**Aim of the task**. Determine which lines contain the word "OECD", then copy those lines.

**Provided data**.
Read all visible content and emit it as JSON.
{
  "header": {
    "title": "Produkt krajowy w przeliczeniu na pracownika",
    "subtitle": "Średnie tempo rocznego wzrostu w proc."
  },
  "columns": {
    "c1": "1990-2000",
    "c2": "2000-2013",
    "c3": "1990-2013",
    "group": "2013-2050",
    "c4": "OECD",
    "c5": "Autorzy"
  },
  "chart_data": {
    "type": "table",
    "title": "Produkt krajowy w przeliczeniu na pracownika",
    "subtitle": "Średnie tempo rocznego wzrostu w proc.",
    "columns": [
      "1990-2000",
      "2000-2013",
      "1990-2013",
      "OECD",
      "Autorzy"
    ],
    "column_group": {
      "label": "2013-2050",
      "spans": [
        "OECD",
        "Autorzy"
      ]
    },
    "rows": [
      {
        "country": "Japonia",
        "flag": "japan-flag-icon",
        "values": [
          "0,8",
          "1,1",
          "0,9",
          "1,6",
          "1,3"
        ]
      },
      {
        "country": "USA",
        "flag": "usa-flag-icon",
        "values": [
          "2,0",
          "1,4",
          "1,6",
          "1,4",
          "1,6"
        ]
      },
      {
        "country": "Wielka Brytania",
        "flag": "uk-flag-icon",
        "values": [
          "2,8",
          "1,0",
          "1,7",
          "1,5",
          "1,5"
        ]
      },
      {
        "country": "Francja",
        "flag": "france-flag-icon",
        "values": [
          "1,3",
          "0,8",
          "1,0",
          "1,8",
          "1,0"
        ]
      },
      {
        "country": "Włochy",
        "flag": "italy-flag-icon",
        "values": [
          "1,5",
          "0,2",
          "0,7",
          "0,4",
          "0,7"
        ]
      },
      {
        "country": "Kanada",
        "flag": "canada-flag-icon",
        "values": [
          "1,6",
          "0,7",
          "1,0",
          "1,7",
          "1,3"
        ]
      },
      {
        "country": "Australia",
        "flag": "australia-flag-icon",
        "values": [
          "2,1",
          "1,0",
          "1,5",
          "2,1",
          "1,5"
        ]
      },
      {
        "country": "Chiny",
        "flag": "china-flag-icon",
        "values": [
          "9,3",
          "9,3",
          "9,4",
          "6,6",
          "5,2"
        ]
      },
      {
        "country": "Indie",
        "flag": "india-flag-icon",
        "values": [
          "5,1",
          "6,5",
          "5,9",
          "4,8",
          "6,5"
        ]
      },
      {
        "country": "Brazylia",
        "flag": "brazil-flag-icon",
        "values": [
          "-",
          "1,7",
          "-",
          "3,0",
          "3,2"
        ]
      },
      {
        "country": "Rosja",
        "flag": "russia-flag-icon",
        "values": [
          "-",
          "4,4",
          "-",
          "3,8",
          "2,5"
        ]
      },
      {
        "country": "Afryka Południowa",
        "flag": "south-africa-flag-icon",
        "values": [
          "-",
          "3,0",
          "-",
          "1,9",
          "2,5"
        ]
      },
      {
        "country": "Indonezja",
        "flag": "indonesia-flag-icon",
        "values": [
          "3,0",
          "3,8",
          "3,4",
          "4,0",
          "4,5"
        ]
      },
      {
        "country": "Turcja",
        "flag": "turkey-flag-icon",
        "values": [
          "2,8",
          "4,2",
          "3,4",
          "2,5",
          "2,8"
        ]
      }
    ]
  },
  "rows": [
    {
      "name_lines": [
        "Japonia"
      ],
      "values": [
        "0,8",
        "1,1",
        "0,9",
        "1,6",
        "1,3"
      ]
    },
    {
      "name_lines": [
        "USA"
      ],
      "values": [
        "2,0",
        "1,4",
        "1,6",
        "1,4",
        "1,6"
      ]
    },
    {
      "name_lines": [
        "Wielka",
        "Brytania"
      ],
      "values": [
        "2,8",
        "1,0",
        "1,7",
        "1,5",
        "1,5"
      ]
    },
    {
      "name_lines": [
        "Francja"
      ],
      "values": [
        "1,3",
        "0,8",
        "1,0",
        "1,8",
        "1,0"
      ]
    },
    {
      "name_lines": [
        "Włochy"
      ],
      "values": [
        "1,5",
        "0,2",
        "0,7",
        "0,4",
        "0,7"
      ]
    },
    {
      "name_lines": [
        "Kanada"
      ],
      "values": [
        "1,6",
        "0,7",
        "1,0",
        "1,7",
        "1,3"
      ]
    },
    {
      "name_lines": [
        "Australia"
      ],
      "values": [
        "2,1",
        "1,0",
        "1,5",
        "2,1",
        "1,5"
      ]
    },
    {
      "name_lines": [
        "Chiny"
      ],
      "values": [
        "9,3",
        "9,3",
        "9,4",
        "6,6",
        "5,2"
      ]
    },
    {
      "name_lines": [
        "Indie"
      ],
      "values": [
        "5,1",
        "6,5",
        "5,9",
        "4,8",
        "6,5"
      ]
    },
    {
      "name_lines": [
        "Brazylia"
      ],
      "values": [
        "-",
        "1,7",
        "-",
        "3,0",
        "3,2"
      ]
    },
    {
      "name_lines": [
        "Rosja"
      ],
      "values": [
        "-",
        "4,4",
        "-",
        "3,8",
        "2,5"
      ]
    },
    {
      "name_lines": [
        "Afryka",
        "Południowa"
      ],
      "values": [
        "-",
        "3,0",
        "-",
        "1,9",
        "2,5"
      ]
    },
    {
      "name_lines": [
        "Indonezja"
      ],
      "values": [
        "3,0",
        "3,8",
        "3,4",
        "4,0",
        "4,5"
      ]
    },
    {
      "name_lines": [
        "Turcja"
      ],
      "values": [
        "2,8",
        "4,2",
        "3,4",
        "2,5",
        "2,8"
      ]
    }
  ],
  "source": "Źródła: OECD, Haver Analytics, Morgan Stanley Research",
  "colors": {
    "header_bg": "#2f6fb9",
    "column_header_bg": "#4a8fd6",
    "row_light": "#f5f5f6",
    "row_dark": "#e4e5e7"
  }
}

**Written response**.
    "c4": "OECD",
      "OECD",
        "OECD",
  "source": "Źródła: OECD, Haver Analytics, Morgan Stanley Research",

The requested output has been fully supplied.